◆ Task brief
In the entries that follow, find the word "What" and report each line it is on.

◆ Provided material
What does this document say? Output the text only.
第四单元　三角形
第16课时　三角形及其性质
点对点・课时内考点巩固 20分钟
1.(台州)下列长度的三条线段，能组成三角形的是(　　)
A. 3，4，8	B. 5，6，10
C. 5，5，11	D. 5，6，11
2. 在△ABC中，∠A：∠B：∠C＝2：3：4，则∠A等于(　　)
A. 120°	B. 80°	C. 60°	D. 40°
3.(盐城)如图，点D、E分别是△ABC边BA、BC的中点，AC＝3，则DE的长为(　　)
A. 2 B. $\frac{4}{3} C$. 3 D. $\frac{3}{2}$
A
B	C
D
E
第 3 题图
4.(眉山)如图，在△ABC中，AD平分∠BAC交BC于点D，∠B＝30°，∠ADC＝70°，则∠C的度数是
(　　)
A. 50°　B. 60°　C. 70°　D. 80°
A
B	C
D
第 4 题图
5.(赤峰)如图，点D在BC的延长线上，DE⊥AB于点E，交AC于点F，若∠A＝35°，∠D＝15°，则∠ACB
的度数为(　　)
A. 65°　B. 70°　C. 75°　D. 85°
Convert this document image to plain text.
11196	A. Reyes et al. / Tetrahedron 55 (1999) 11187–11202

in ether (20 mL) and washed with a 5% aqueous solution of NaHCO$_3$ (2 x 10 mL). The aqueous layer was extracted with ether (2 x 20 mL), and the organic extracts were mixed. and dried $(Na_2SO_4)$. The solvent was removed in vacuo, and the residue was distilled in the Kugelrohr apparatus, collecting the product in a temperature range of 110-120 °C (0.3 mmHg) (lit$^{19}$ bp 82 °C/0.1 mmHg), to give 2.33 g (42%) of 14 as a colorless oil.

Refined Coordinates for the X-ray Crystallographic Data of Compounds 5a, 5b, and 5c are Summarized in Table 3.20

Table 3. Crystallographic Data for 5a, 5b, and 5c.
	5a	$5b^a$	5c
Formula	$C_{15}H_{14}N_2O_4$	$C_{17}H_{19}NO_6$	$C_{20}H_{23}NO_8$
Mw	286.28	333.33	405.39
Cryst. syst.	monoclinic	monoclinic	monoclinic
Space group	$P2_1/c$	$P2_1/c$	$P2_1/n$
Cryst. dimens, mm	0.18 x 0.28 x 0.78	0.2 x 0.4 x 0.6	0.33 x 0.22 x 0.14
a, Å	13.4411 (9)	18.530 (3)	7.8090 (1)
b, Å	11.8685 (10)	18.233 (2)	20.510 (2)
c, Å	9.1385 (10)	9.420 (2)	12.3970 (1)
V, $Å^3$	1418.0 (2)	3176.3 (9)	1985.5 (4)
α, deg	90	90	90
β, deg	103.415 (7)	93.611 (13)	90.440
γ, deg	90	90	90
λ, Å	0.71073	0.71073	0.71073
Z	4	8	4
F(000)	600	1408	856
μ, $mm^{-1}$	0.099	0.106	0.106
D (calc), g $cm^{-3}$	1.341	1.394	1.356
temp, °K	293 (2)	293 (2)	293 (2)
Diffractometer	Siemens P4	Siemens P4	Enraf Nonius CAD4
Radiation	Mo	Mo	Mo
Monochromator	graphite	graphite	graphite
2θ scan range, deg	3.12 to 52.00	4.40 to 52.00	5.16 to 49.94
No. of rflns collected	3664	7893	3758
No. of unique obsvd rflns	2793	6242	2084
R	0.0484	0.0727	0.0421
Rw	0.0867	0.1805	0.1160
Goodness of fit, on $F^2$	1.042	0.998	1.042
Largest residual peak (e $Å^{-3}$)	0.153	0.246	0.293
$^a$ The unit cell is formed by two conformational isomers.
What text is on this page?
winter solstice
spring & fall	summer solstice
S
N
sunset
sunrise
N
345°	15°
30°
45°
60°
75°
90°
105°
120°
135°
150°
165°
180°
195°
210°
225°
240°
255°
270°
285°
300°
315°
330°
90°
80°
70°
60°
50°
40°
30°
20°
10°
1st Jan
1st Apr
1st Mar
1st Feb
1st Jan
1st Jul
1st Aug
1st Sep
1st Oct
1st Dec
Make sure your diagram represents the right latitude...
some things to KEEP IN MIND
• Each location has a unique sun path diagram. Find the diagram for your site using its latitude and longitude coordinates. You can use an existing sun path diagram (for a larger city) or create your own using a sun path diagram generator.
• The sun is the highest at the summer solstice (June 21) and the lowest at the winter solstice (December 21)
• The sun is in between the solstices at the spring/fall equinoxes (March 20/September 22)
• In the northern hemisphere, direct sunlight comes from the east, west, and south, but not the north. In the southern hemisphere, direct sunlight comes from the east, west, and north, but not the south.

◆ Written response
What does this document say? Output the text only.
What text is on this page?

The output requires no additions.